Quote every line of the data below as it stands, omitting pictures.

Data lines:
====================

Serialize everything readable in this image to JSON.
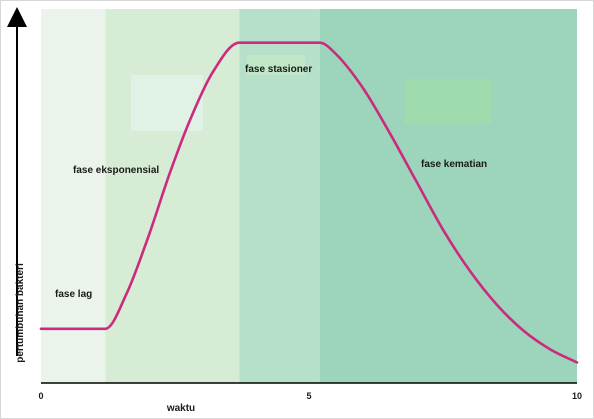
{
  "chart_data": {
    "type": "area",
    "xlabel": "waktu",
    "ylabel": "pertumbuhan bakteri",
    "xlim": [
      0,
      10
    ],
    "ylim": [
      0,
      10
    ],
    "x_ticks": [
      "0",
      "5",
      "10"
    ],
    "grid": false,
    "phases": [
      {
        "name": "fase lag",
        "x_start": 0,
        "x_end": 1.2,
        "color": "#eaf4ea"
      },
      {
        "name": "fase eksponensial",
        "x_start": 1.2,
        "x_end": 3.7,
        "color": "#d6ecd5"
      },
      {
        "name": "fase stasioner",
        "x_start": 3.7,
        "x_end": 5.2,
        "color": "#b6e0c9"
      },
      {
        "name": "fase kematian",
        "x_start": 5.2,
        "x_end": 10,
        "color": "#9dd5bc"
      }
    ],
    "series": [
      {
        "color": "#cc2a7e",
        "x": [
          0,
          1.2,
          1.6,
          2.0,
          2.4,
          2.8,
          3.2,
          3.7,
          4.2,
          5.2,
          5.5,
          6.0,
          6.5,
          7.0,
          7.5,
          8.0,
          8.5,
          9.0,
          9.5,
          10.0
        ],
        "y": [
          1.45,
          1.45,
          2.4,
          3.9,
          5.6,
          7.1,
          8.3,
          9.1,
          9.1,
          9.1,
          8.8,
          7.9,
          6.7,
          5.4,
          4.1,
          3.0,
          2.1,
          1.4,
          0.9,
          0.55
        ]
      }
    ]
  }
}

====================

Solved exercise:
Serialize everything readable in this image to JSON.
{
  "chart_data": {
    "type": "area",
    "xlabel": "waktu",
    "ylabel": "pertumbuhan bakteri",
    "xlim": [
      0,
      10
    ],
    "ylim": [
      0,
      10
    ],
    "x_ticks": [
      "0",
      "5",
      "10"
    ],
    "grid": false,
    "phases": [
      {
        "name": "fase lag",
        "x_start": 0,
        "x_end": 1.2,
        "color": "#eaf4ea"
      },
      {
        "name": "fase eksponensial",
        "x_start": 1.2,
        "x_end": 3.7,
        "color": "#d6ecd5"
      },
      {
        "name": "fase stasioner",
        "x_start": 3.7,
        "x_end": 5.2,
        "color": "#b6e0c9"
      },
      {
        "name": "fase kematian",
        "x_start": 5.2,
        "x_end": 10,
        "color": "#9dd5bc"
      }
    ],
    "series": [
      {
        "color": "#cc2a7e",
        "x": [
          0,
          1.2,
          1.6,
          2.0,
          2.4,
          2.8,
          3.2,
          3.7,
          4.2,
          5.2,
          5.5,
          6.0,
          6.5,
          7.0,
          7.5,
          8.0,
          8.5,
          9.0,
          9.5,
          10.0
        ],
        "y": [
          1.45,
          1.45,
          2.4,
          3.9,
          5.6,
          7.1,
          8.3,
          9.1,
          9.1,
          9.1,
          8.8,
          7.9,
          6.7,
          5.4,
          4.1,
          3.0,
          2.1,
          1.4,
          0.9,
          0.55
        ]
      }
    ]
  }
}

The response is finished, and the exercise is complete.